— Begin RECORDS FOR THIS EXERCISE —
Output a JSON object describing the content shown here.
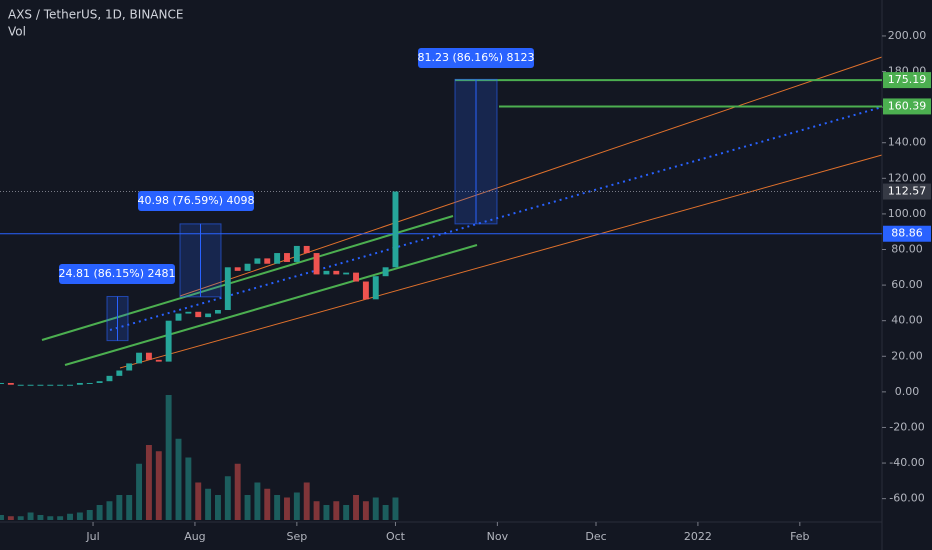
{
  "chart_data": {
    "type": "candlestick",
    "title": "AXS / TetherUS, 1D, BINANCE",
    "subtitle": "Vol",
    "x": [
      -28,
      -25,
      -22,
      -19,
      -16,
      -13,
      -10,
      -7,
      -4,
      -1,
      2,
      5,
      8,
      11,
      14,
      17,
      20,
      23,
      26,
      29,
      32,
      35,
      38,
      41,
      44,
      47,
      50,
      53,
      56,
      59,
      62,
      65,
      68,
      71,
      74,
      77,
      80,
      83,
      86,
      89,
      92
    ],
    "open": [
      5,
      5,
      4,
      4,
      4,
      4,
      4,
      4,
      4,
      5,
      5,
      6,
      9,
      12,
      16,
      22,
      18,
      17,
      40,
      44,
      45,
      42,
      44,
      46,
      70,
      68,
      72,
      75,
      72,
      78,
      73,
      82,
      78,
      66,
      68,
      66,
      67,
      62,
      52,
      65,
      70
    ],
    "close": [
      5,
      4,
      4,
      4,
      4,
      4,
      4,
      4,
      5,
      5,
      6,
      9,
      12,
      16,
      22,
      18,
      17,
      40,
      44,
      45,
      42,
      44,
      46,
      70,
      68,
      72,
      75,
      72,
      78,
      73,
      82,
      78,
      66,
      68,
      66,
      67,
      62,
      52,
      65,
      70,
      112.57
    ],
    "volume": [
      4,
      3,
      3,
      6,
      4,
      3,
      3,
      5,
      6,
      8,
      12,
      15,
      20,
      20,
      45,
      60,
      55,
      100,
      65,
      50,
      30,
      25,
      20,
      35,
      45,
      20,
      30,
      25,
      20,
      18,
      22,
      30,
      15,
      12,
      15,
      12,
      20,
      15,
      18,
      12,
      18
    ],
    "up_color": "#26a69a",
    "down_color": "#ef5350",
    "xlim": [
      -28.3,
      240
    ],
    "xticks": [
      {
        "value": 0,
        "label": "Jul"
      },
      {
        "value": 31,
        "label": "Aug"
      },
      {
        "value": 62,
        "label": "Sep"
      },
      {
        "value": 92,
        "label": "Oct"
      },
      {
        "value": 123,
        "label": "Nov"
      },
      {
        "value": 153,
        "label": "Dec"
      },
      {
        "value": 184,
        "label": "2022"
      },
      {
        "value": 215,
        "label": "Feb"
      }
    ],
    "ylim": [
      -72,
      220.2
    ],
    "yticks": [
      {
        "value": 200,
        "label": "200.00"
      },
      {
        "value": 180,
        "label": "180.00"
      },
      {
        "value": 160,
        "label": "160.00"
      },
      {
        "value": 140,
        "label": "140.00"
      },
      {
        "value": 120,
        "label": "120.00"
      },
      {
        "value": 100,
        "label": "100.00"
      },
      {
        "value": 80,
        "label": "80.00"
      },
      {
        "value": 60,
        "label": "60.00"
      },
      {
        "value": 40,
        "label": "40.00"
      },
      {
        "value": 20,
        "label": "20.00"
      },
      {
        "value": 0,
        "label": "0.00"
      },
      {
        "value": -20,
        "label": "-20.00"
      },
      {
        "value": -40,
        "label": "-40.00"
      },
      {
        "value": -60,
        "label": "-60.00"
      }
    ],
    "horizontal_lines": [
      {
        "value": 175.19,
        "color": "#4caf50"
      },
      {
        "value": 160.39,
        "color": "#4caf50"
      },
      {
        "value": 112.57,
        "color": "#363a45"
      },
      {
        "value": 88.86,
        "color": "#2962ff"
      }
    ],
    "measurements": [
      {
        "label": "24.81 (86.15%) 2481",
        "low": 28.8,
        "high": 53.6
      },
      {
        "label": "40.98 (76.59%) 4098",
        "low": 53.4,
        "high": 94.4
      },
      {
        "label": "81.23 (86.16%) 8123",
        "low": 94.4,
        "high": 175.6
      }
    ]
  }
}
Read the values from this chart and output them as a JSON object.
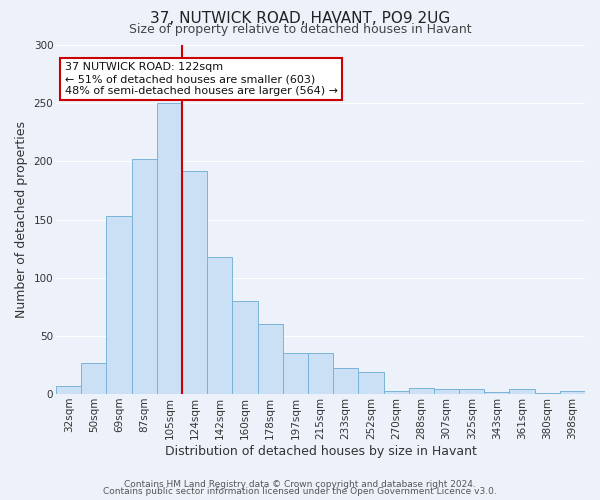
{
  "title": "37, NUTWICK ROAD, HAVANT, PO9 2UG",
  "subtitle": "Size of property relative to detached houses in Havant",
  "xlabel": "Distribution of detached houses by size in Havant",
  "ylabel": "Number of detached properties",
  "bar_labels": [
    "32sqm",
    "50sqm",
    "69sqm",
    "87sqm",
    "105sqm",
    "124sqm",
    "142sqm",
    "160sqm",
    "178sqm",
    "197sqm",
    "215sqm",
    "233sqm",
    "252sqm",
    "270sqm",
    "288sqm",
    "307sqm",
    "325sqm",
    "343sqm",
    "361sqm",
    "380sqm",
    "398sqm"
  ],
  "bar_values": [
    7,
    27,
    153,
    202,
    250,
    192,
    118,
    80,
    60,
    35,
    35,
    22,
    19,
    3,
    5,
    4,
    4,
    2,
    4,
    1,
    3
  ],
  "bar_color": "#cce0f5",
  "bar_edge_color": "#7ab4d8",
  "vline_x": 5,
  "vline_color": "#cc0000",
  "annotation_title": "37 NUTWICK ROAD: 122sqm",
  "annotation_line1": "← 51% of detached houses are smaller (603)",
  "annotation_line2": "48% of semi-detached houses are larger (564) →",
  "annotation_box_facecolor": "#ffffff",
  "annotation_box_edgecolor": "#cc0000",
  "ylim": [
    0,
    300
  ],
  "yticks": [
    0,
    50,
    100,
    150,
    200,
    250,
    300
  ],
  "footer1": "Contains HM Land Registry data © Crown copyright and database right 2024.",
  "footer2": "Contains public sector information licensed under the Open Government Licence v3.0.",
  "background_color": "#edf2fa",
  "grid_color": "#ffffff",
  "title_fontsize": 11,
  "subtitle_fontsize": 9,
  "axis_label_fontsize": 9,
  "tick_fontsize": 7.5,
  "annotation_fontsize": 8,
  "footer_fontsize": 6.5
}
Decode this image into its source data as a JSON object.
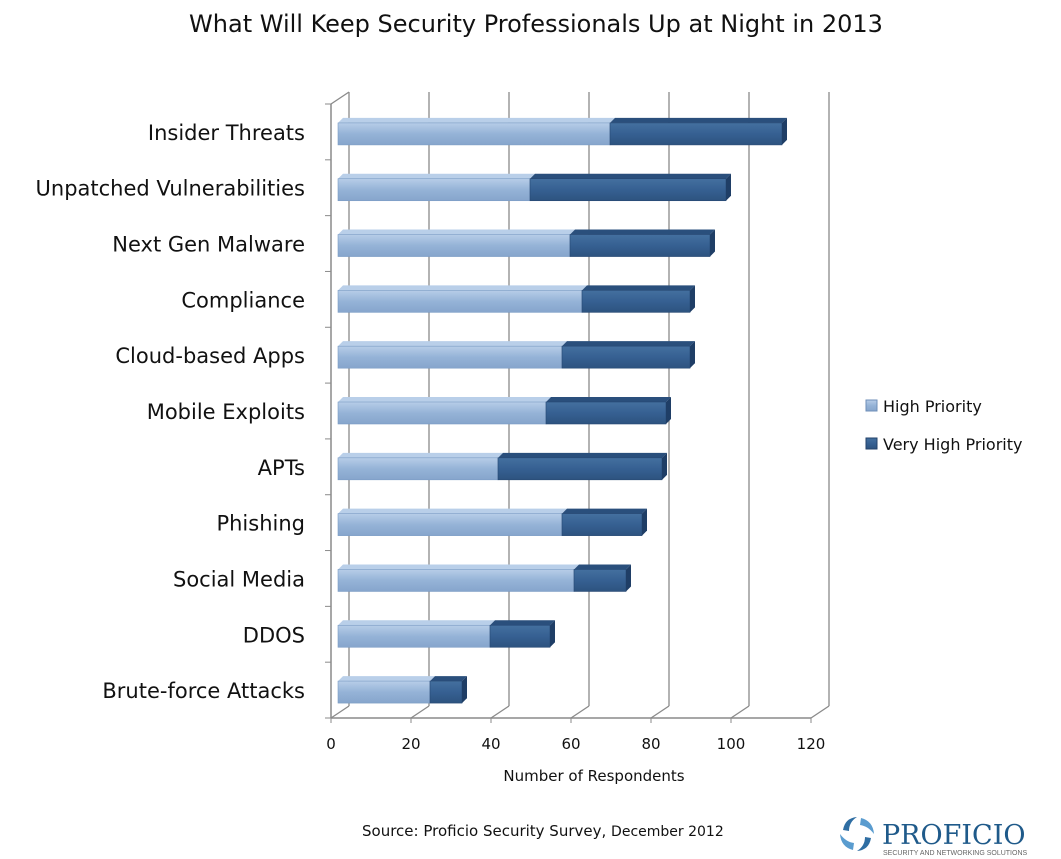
{
  "chart_data": {
    "type": "bar",
    "orientation": "horizontal",
    "stacked": true,
    "title": "What Will Keep Security Professionals Up at Night in 2013",
    "xlabel": "Number of Respondents",
    "ylabel": "",
    "xlim": [
      0,
      120
    ],
    "xticks": [
      "0",
      "20",
      "40",
      "60",
      "80",
      "100",
      "120"
    ],
    "grid": true,
    "legend_position": "right",
    "categories": [
      "Insider Threats",
      "Unpatched Vulnerabilities",
      "Next Gen Malware",
      "Compliance",
      "Cloud-based Apps",
      "Mobile Exploits",
      "APTs",
      "Phishing",
      "Social Media",
      "DDOS",
      "Brute-force Attacks"
    ],
    "series": [
      {
        "name": "High Priority",
        "color": "#95B3D7",
        "values": [
          68,
          48,
          58,
          61,
          56,
          52,
          40,
          56,
          59,
          38,
          23
        ]
      },
      {
        "name": "Very High Priority",
        "color": "#366092",
        "values": [
          43,
          49,
          35,
          27,
          32,
          30,
          41,
          20,
          13,
          15,
          8
        ]
      }
    ],
    "source": "Source: Proficio Security Survey,",
    "source_date": "December 2012"
  },
  "logo": {
    "name": "PROFICIO",
    "tagline": "SECURITY AND NETWORKING SOLUTIONS"
  }
}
— End RECORDS FOR THIS EXERCISE —
» **PROBLEM DETAILS**
Scan the listing above and identify each line holding the string "object"; copy every such line.

» **SOLUTION FOR THIS TASK**
Output a JSON object describing the content shown here.
Read the values from this chart and output them as a JSON object.
Decode this image into its source data as a JSON object.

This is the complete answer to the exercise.